[Start EXCERPTED DATA]

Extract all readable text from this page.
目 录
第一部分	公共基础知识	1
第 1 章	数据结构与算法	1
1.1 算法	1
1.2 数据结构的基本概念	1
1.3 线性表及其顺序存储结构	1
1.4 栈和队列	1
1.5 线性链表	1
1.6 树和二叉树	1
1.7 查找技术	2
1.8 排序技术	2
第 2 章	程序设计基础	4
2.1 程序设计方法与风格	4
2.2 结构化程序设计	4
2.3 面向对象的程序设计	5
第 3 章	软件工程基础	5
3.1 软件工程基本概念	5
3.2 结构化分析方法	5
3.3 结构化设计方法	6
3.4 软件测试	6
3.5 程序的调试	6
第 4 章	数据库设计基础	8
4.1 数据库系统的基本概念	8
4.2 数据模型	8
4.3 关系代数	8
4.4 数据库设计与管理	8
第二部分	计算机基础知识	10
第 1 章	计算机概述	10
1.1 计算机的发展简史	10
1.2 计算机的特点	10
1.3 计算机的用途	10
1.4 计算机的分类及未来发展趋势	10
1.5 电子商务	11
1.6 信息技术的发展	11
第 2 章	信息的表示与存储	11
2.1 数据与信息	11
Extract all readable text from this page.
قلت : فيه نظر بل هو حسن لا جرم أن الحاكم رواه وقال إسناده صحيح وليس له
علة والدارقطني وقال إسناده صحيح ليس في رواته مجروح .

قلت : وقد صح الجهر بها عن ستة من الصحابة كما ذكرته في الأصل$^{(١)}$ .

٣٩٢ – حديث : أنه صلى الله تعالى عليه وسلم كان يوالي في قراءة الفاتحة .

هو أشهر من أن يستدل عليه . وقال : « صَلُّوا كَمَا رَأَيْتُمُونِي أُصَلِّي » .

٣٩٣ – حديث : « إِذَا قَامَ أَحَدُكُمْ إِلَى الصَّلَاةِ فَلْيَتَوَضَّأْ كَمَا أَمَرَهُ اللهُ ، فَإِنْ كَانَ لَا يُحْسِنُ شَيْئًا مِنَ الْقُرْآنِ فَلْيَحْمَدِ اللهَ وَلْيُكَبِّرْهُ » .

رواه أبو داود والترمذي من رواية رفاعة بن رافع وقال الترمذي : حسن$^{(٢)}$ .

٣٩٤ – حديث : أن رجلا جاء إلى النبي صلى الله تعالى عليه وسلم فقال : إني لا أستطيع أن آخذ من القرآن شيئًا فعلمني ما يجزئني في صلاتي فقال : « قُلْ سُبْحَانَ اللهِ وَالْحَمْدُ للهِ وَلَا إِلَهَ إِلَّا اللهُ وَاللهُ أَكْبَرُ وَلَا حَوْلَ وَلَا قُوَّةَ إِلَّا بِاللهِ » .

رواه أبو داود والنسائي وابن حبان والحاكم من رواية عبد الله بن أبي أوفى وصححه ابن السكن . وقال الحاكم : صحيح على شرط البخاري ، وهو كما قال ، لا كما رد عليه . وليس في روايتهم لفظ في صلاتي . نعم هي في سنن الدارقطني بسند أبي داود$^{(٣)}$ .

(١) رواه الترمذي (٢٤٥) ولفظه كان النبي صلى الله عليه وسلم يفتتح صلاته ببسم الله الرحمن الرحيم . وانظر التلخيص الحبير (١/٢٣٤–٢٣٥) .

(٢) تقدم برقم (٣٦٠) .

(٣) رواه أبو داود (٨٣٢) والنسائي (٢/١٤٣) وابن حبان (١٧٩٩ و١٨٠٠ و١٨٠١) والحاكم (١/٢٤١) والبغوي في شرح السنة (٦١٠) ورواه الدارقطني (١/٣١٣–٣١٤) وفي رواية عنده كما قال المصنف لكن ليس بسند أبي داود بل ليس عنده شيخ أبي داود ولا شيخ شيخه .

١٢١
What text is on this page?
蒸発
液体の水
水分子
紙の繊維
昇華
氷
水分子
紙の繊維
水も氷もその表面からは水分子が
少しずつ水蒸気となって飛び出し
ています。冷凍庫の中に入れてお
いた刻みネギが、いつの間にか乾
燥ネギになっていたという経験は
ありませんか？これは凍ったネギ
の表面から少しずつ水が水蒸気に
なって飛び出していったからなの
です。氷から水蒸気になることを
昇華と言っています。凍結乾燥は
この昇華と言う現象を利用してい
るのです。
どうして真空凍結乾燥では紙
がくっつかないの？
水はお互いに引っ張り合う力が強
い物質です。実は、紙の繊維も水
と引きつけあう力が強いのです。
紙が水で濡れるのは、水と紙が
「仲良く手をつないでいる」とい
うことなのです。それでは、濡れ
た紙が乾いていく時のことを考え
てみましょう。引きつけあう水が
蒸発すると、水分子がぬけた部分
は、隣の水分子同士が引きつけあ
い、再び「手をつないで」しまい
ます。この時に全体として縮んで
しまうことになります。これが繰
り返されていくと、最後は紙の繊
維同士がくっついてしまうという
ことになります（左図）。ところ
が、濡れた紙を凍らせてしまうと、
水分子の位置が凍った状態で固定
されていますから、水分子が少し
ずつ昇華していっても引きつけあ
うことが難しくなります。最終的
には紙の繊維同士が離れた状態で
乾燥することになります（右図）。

[End EXCERPTED DATA]

### GOAL:
How many lines in the entries contain the string "تعالى"? Answer with the number only.

### THE COMPLETED TASK:
2